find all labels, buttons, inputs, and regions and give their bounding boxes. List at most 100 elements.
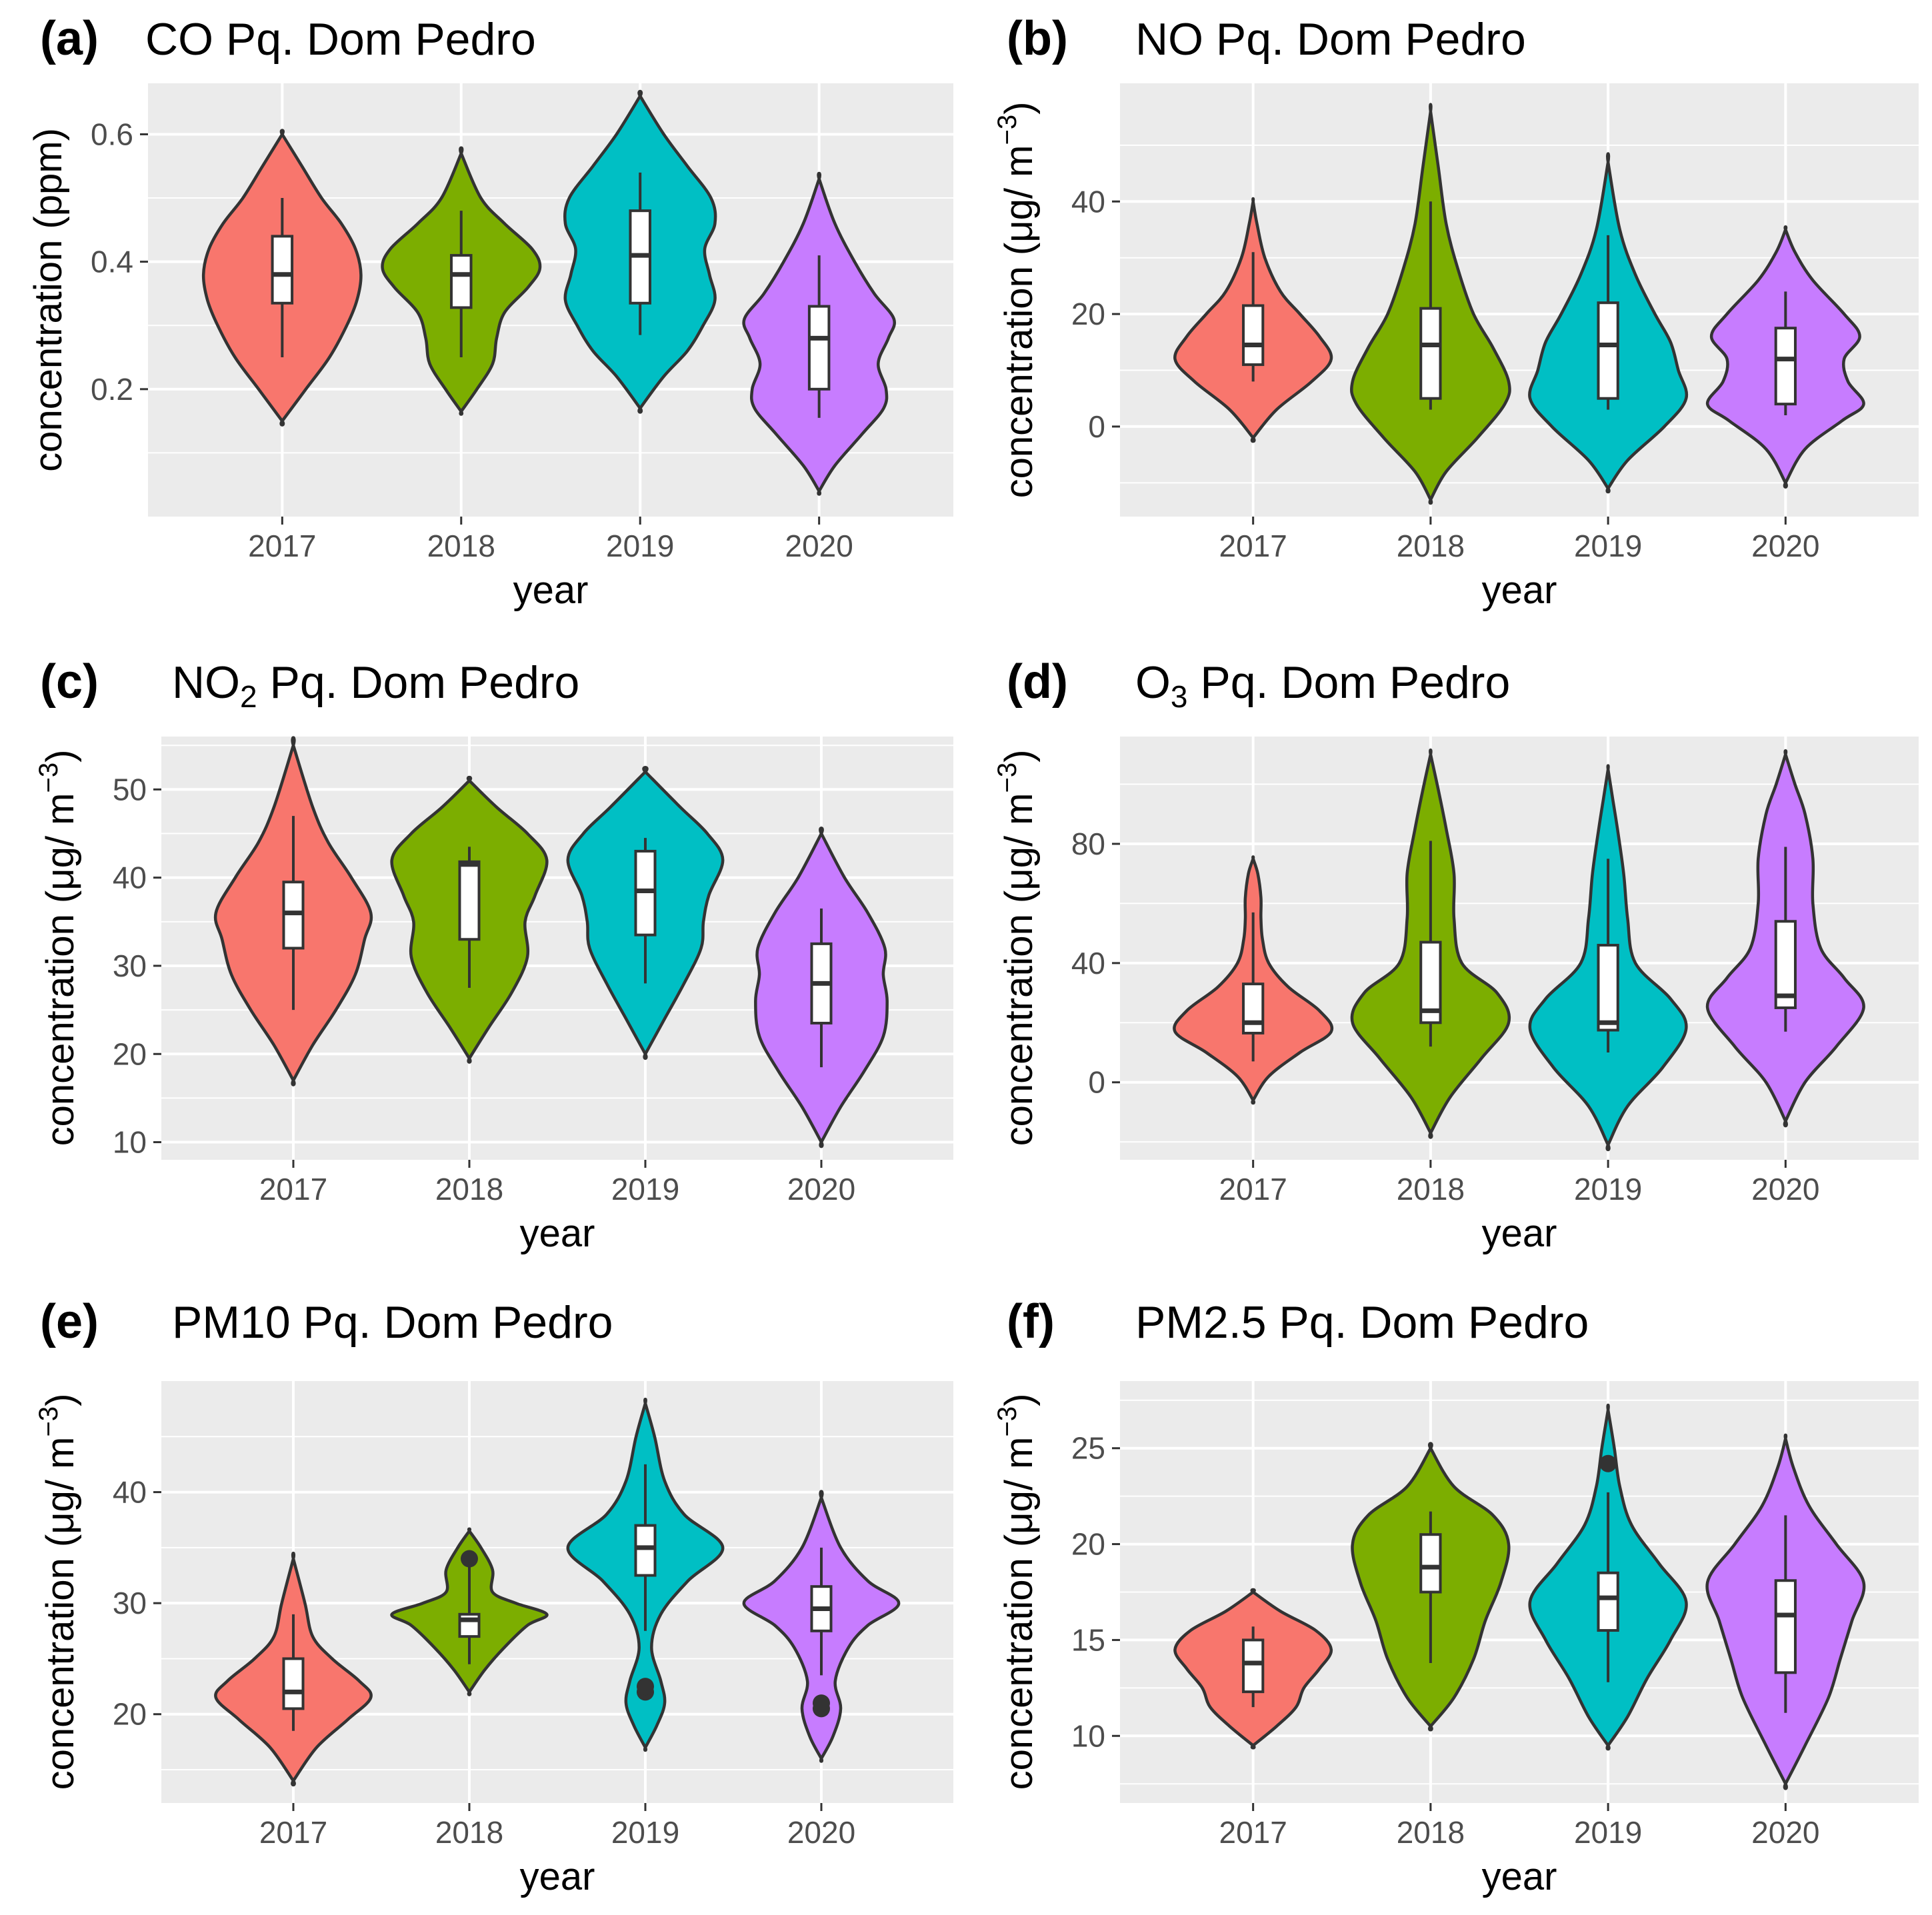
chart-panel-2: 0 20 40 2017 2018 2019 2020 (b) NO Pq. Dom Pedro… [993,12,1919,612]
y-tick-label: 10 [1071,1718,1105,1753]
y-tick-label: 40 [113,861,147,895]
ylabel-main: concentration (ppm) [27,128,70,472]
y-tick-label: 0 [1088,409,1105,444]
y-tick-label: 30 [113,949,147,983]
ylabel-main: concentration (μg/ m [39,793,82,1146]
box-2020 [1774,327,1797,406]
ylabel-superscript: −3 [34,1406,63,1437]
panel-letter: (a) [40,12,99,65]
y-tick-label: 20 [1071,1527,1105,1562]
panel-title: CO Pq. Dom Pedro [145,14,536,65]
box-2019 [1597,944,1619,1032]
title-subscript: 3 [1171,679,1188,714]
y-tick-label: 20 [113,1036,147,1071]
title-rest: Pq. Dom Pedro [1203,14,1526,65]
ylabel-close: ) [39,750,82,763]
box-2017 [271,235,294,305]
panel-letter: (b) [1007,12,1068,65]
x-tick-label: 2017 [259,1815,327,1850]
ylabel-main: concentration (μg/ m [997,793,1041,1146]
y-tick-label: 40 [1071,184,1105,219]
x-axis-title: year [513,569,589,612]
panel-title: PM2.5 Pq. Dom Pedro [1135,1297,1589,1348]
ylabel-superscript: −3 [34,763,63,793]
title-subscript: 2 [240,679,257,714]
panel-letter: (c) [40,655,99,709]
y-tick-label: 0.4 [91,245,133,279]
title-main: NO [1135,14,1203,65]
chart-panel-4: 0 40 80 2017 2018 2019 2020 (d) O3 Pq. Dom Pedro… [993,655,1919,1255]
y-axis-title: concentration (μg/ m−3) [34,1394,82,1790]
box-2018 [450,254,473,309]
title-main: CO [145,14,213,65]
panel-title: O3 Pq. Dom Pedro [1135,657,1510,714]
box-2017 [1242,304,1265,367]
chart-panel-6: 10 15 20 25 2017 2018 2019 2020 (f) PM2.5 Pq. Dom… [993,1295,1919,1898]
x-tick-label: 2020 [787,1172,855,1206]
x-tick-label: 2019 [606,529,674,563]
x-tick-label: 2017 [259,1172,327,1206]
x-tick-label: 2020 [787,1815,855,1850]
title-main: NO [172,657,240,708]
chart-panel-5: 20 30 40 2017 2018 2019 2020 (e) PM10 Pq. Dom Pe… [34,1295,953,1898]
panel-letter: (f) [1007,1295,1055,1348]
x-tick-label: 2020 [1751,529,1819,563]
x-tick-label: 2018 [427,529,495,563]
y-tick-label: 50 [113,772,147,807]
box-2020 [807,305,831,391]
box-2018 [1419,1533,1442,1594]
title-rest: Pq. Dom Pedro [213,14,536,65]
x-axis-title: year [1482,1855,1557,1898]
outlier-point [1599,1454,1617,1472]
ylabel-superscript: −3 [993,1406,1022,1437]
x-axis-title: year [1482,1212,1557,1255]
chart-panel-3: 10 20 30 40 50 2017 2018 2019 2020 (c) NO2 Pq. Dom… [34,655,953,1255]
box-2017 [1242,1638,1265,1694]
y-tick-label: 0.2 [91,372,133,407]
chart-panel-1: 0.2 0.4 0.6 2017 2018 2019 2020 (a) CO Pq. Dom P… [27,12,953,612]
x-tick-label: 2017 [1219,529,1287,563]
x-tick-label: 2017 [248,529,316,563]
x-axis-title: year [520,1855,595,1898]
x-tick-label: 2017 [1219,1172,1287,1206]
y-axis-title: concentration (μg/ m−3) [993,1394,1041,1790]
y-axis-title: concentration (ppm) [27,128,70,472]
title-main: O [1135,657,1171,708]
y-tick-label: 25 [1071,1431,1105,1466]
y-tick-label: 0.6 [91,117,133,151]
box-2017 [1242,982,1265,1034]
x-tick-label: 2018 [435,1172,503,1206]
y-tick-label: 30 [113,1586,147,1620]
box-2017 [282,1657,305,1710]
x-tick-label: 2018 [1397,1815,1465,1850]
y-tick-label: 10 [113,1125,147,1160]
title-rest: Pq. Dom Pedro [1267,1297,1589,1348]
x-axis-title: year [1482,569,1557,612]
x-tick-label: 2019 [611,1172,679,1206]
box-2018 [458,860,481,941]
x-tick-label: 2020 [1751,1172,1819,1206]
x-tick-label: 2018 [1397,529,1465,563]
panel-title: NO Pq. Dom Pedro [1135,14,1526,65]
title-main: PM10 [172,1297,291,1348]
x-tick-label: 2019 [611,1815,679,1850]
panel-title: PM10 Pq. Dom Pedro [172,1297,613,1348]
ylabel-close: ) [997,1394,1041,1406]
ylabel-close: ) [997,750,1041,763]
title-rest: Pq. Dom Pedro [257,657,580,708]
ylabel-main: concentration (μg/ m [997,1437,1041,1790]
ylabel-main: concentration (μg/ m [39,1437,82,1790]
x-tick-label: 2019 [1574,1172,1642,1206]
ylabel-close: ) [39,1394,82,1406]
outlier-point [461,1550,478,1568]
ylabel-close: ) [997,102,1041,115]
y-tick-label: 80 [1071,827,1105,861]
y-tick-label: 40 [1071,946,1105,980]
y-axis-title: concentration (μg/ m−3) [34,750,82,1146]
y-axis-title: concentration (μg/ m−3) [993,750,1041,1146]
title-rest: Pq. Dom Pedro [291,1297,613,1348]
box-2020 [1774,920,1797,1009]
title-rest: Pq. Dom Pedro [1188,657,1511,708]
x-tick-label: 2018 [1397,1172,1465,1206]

----------------------------------------

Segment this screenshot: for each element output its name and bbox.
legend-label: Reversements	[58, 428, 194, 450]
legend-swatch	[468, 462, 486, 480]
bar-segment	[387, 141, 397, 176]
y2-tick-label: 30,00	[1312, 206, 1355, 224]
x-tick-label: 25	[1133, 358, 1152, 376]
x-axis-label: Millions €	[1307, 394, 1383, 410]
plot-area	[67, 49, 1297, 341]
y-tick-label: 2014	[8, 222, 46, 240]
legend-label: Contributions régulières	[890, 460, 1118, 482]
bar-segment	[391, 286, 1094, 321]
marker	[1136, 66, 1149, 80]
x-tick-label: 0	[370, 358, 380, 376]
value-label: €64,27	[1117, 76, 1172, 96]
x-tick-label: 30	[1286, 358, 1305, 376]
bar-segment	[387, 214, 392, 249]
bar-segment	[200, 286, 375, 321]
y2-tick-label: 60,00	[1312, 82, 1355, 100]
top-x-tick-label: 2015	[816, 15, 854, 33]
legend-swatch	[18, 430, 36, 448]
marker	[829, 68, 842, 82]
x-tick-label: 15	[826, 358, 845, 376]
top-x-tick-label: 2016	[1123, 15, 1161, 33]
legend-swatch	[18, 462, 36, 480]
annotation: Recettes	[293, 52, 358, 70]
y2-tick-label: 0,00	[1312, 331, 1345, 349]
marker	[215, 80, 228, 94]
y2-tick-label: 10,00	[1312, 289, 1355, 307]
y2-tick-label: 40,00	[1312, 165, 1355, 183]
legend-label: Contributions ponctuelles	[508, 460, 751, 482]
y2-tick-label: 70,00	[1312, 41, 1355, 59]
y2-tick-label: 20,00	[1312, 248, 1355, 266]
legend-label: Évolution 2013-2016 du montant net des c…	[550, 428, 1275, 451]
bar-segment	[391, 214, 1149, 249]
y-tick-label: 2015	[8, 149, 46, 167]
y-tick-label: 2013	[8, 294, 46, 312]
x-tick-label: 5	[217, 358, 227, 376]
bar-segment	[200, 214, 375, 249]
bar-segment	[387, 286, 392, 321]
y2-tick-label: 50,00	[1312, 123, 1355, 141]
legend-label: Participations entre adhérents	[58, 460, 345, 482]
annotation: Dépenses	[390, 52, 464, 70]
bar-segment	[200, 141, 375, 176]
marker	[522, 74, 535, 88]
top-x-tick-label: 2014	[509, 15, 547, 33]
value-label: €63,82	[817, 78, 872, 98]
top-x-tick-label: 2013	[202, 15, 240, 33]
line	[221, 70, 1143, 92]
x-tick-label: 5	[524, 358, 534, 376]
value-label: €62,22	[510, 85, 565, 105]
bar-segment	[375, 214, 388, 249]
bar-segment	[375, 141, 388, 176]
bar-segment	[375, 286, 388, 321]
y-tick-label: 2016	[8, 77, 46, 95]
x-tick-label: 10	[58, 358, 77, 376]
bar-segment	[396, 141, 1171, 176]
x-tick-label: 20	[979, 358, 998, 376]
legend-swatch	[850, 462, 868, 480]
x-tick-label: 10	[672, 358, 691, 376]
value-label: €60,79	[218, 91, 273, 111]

----------------------------------------

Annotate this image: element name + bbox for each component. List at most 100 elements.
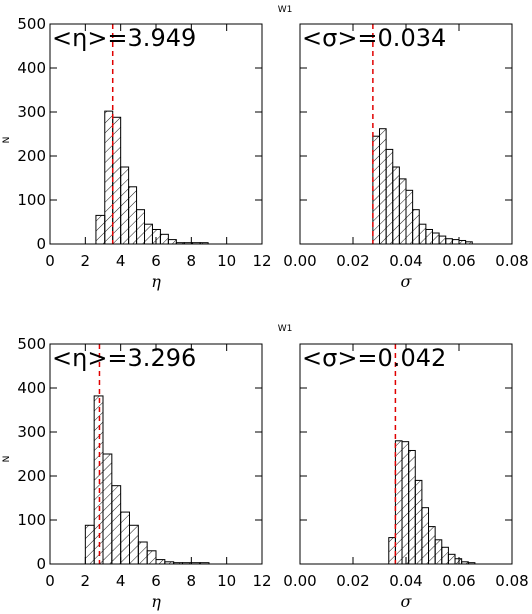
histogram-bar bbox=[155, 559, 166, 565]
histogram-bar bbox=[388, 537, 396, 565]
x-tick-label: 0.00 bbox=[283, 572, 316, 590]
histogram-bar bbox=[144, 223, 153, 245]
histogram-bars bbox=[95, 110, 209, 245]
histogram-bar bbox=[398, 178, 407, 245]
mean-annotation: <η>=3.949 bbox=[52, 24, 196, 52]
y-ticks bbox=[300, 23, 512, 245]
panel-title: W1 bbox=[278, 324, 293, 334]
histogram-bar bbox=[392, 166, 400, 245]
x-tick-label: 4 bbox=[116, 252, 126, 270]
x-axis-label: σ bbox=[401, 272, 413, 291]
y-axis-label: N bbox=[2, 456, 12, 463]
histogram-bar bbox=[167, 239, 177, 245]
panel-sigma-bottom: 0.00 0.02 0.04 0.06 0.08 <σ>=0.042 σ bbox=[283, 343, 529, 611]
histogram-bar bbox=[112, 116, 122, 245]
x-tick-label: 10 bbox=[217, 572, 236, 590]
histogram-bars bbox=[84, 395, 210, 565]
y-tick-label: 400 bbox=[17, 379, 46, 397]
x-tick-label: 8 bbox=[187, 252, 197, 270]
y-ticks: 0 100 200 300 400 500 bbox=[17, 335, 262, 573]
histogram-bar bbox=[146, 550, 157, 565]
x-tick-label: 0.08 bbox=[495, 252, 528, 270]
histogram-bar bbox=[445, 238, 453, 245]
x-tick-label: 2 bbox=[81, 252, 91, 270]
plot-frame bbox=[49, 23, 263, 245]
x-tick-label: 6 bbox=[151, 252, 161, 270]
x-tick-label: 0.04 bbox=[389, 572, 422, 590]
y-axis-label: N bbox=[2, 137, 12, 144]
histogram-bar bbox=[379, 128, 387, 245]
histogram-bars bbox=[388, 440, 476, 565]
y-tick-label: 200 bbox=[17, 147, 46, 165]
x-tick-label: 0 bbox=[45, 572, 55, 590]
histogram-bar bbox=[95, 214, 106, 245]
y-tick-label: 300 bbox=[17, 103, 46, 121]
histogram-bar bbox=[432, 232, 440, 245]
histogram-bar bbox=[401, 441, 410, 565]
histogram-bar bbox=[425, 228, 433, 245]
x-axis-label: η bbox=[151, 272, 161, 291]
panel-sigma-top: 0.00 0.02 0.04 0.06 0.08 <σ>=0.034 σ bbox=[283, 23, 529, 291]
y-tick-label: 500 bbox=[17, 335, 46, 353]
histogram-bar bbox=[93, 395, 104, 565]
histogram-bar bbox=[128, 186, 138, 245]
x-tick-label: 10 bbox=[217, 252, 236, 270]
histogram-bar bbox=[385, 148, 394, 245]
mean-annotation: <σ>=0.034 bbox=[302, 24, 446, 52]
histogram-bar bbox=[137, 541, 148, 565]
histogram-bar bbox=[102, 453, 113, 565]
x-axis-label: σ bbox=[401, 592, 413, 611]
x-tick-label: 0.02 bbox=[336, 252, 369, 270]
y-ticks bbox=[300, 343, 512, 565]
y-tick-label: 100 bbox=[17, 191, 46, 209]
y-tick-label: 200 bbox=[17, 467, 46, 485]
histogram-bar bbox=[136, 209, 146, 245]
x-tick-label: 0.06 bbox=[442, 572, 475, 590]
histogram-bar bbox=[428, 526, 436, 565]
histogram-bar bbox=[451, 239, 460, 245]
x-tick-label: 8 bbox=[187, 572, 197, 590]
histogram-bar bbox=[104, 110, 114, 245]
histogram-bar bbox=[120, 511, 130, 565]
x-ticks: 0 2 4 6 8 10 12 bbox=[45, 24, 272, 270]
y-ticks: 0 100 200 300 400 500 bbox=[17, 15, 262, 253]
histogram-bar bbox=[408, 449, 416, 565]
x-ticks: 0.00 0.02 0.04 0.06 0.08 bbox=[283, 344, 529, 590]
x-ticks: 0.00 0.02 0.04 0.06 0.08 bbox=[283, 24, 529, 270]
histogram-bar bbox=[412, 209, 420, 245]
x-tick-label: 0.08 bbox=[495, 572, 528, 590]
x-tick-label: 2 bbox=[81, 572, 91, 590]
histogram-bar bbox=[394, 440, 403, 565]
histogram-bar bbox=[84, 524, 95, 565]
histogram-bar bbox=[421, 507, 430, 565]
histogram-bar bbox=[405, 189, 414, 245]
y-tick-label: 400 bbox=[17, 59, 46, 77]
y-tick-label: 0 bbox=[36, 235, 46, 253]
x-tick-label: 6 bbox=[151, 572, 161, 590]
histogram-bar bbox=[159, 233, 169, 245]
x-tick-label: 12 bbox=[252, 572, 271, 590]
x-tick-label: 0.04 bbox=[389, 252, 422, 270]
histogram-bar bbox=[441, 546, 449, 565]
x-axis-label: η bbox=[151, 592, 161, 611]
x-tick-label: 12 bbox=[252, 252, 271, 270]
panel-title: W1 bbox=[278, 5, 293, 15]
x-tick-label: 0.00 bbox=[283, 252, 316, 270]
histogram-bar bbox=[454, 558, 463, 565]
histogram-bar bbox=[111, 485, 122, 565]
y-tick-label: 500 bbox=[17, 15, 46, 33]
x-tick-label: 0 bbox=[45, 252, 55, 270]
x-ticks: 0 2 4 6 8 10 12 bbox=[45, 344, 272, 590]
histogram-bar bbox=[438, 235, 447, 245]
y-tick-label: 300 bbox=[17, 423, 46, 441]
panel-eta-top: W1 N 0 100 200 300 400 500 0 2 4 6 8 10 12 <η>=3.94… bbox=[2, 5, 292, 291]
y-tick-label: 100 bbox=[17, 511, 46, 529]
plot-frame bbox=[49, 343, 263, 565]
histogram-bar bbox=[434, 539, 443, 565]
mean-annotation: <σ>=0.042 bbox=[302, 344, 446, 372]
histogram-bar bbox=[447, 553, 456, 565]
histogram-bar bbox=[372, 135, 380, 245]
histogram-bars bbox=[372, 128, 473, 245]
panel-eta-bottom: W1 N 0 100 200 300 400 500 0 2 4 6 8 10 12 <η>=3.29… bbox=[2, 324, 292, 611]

----------------------------------------

> [AIM OF THE EXERCISE] Render the data above as a numbered list, starting with the line that contains "chart-panel-2: 0 20" and continuing through the line that contains "panel-letter: (c) [40,655,99,709]", with both of those lines included and any blank lines omitted.

> [EXPECTED OUTPUT]
1. chart-panel-2: 0 20 40 2017 2018 2019 2020 (b) NO Pq. Dom Pedro… [993,12,1919,612]
2. y-tick-label: 10 [1071,1718,1105,1753]
3. y-tick-label: 40 [113,861,147,895]
4. ylabel-main: concentration (ppm) [27,128,70,472]
5. y-tick-label: 0 [1088,409,1105,444]
6. y-tick-label: 30 [113,949,147,983]
7. ylabel-main: concentration (μg/ m [39,793,82,1146]
8. box-2020 [1774,327,1797,406]
9. ylabel-superscript: −3 [34,1406,63,1437]
10. panel-letter: (a) [40,12,99,65]
11. y-tick-label: 20 [1071,1527,1105,1562]
12. panel-title: CO Pq. Dom Pedro [145,14,536,65]
13. box-2019 [1597,944,1619,1032]
14. title-subscript: 3 [1171,679,1188,714]
15. y-tick-label: 20 [113,1036,147,1071]
16. title-rest: Pq. Dom Pedro [1203,14,1526,65]
17. ylabel-close: ) [39,750,82,763]
18. box-2017 [271,235,294,305]
19. panel-letter: (b) [1007,12,1068,65]
20. x-tick-label: 2017 [259,1815,327,1850]
21. ylabel-main: concentration (μg/ m [997,793,1041,1146]
22. y-tick-label: 40 [1071,184,1105,219]
23. x-axis-title: year [513,569,589,612]
24. panel-title: PM2.5 Pq. Dom Pedro [1135,1297,1589,1348]
25. ylabel-superscript: −3 [34,763,63,793]
26. title-subscript: 2 [240,679,257,714]
27. panel-letter: (c) [40,655,99,709]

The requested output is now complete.